JOB:
Wherever "ὁρμονῶν" appears in a line, list that line.

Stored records
-=-=-

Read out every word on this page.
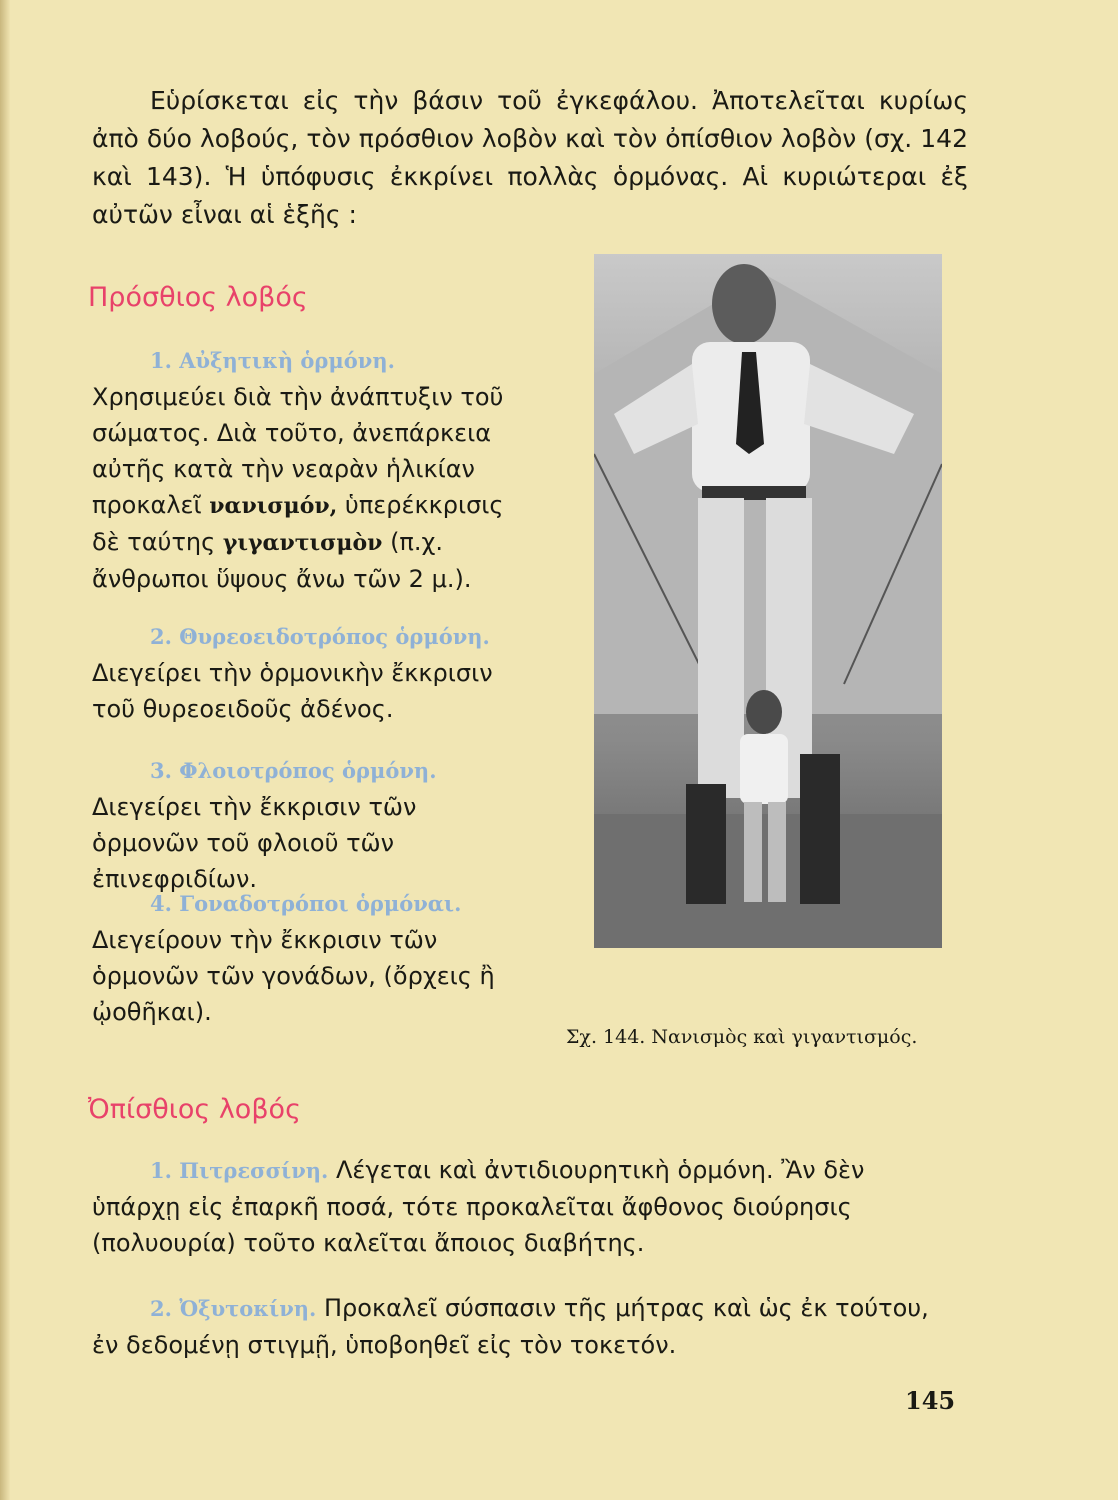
Εὑρίσκεται εἰς τὴν βάσιν τοῦ ἐγκεφάλου. Ἀποτελεῖται κυρίως ἀπὸ δύο λοβούς, τὸν πρόσθιον λοβὸν καὶ τὸν ὀπίσθιον λοβὸν (σχ. 142 καὶ 143). Ἡ ὑπόφυσις ἐκκρίνει πολλὰς ὁρμόνας. Αἱ κυριώτεραι ἐξ αὐτῶν εἶναι αἱ ἑξῆς :

Πρόσθιος λοβός

1. Αὐξητικὴ ὁρμόνη. Χρησιμεύει διὰ τὴν ἀνάπτυξιν τοῦ σώματος. Διὰ τοῦτο, ἀνεπάρκεια αὐτῆς κατὰ τὴν νεαρὰν ἡλικίαν προκαλεῖ νανισμόν, ὑπερέκκρισις δὲ ταύτης γιγαντισμὸν (π.χ. ἄνθρωποι ὕψους ἄνω τῶν 2 μ.).

2. Θυρεοειδοτρόπος ὁρμόνη. Διεγείρει τὴν ὁρμονικὴν ἔκκρισιν τοῦ θυρεοειδοῦς ἀδένος.

3. Φλοιοτρόπος ὁρμόνη. Διεγείρει τὴν ἔκκρισιν τῶν ὁρμονῶν τοῦ φλοιοῦ τῶν ἐπινεφριδίων.

4. Γοναδοτρόποι ὁρμόναι. Διεγείρουν τὴν ἔκκρισιν τῶν ὁρμονῶν τῶν γονάδων, (ὄρχεις ἢ ᾠοθῆκαι).

Σχ. 144. Νανισμὸς καὶ γιγαντισμός.

Ὀπίσθιος λοβός

1. Πιτρεσσίνη. Λέγεται καὶ ἀντιδιουρητικὴ ὁρμόνη. Ἂν δὲν ὑπάρχῃ εἰς ἐπαρκῆ ποσά, τότε προκαλεῖται ἄφθονος διούρησις (πολυουρία) τοῦτο καλεῖται ἄποιος διαβήτης.

2. Ὀξυτοκίνη. Προκαλεῖ σύσπασιν τῆς μήτρας καὶ ὡς ἐκ τούτου, ἐν δεδομένῃ στιγμῇ, ὑποβοηθεῖ εἰς τὸν τοκετόν.

145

-=-=-

THE RESPONSE:
3. Φλοιοτρόπος ὁρμόνη. Διεγείρει τὴν ἔκκρισιν τῶν ὁρμονῶν τοῦ φλοιοῦ τῶν ἐπινεφριδίων.
4. Γοναδοτρόποι ὁρμόναι. Διεγείρουν τὴν ἔκκρισιν τῶν ὁρμονῶν τῶν γονάδων, (ὄρχεις ἢ ᾠοθῆκαι).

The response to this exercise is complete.